» **Given exercise**
In your copy, repeat the records exactly and leave out the pictures.
══ Dataset entries
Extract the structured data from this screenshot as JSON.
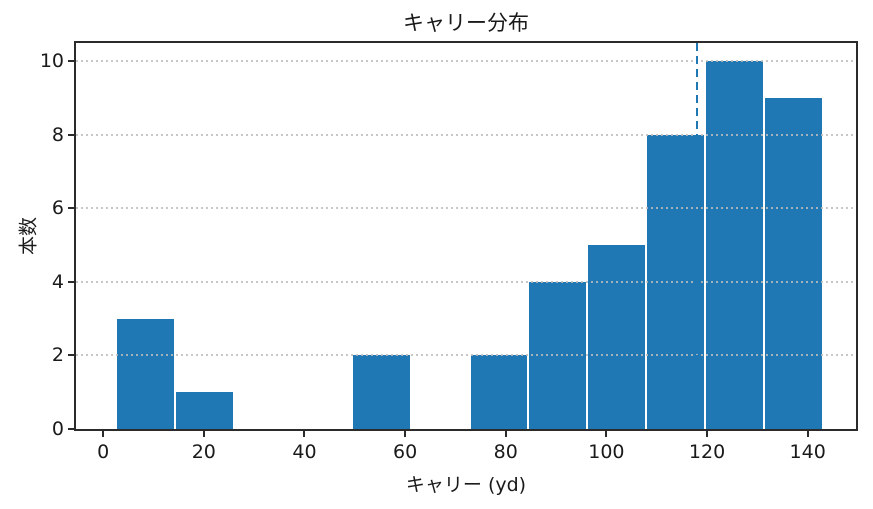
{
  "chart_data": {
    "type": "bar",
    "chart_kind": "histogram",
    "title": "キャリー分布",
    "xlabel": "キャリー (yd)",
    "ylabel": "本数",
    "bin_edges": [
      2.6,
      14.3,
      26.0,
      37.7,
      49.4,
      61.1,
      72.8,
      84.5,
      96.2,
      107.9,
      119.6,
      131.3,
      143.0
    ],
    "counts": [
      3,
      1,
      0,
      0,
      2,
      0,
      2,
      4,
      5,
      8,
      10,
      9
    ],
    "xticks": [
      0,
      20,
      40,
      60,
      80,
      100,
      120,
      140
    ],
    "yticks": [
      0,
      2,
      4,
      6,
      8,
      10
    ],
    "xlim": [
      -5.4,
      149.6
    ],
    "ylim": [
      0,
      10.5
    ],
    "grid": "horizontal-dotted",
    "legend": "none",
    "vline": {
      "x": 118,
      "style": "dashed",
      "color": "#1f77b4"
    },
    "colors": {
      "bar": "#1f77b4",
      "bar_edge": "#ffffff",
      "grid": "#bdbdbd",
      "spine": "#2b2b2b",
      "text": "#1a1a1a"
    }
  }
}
════
» **Finished answer**
Extract the structured data from this screenshot as JSON.
{
  "chart_data": {
    "type": "bar",
    "chart_kind": "histogram",
    "title": "キャリー分布",
    "xlabel": "キャリー (yd)",
    "ylabel": "本数",
    "bin_edges": [
      2.6,
      14.3,
      26.0,
      37.7,
      49.4,
      61.1,
      72.8,
      84.5,
      96.2,
      107.9,
      119.6,
      131.3,
      143.0
    ],
    "counts": [
      3,
      1,
      0,
      0,
      2,
      0,
      2,
      4,
      5,
      8,
      10,
      9
    ],
    "xticks": [
      0,
      20,
      40,
      60,
      80,
      100,
      120,
      140
    ],
    "yticks": [
      0,
      2,
      4,
      6,
      8,
      10
    ],
    "xlim": [
      -5.4,
      149.6
    ],
    "ylim": [
      0,
      10.5
    ],
    "grid": "horizontal-dotted",
    "legend": "none",
    "vline": {
      "x": 118,
      "style": "dashed",
      "color": "#1f77b4"
    },
    "colors": {
      "bar": "#1f77b4",
      "bar_edge": "#ffffff",
      "grid": "#bdbdbd",
      "spine": "#2b2b2b",
      "text": "#1a1a1a"
    }
  }
}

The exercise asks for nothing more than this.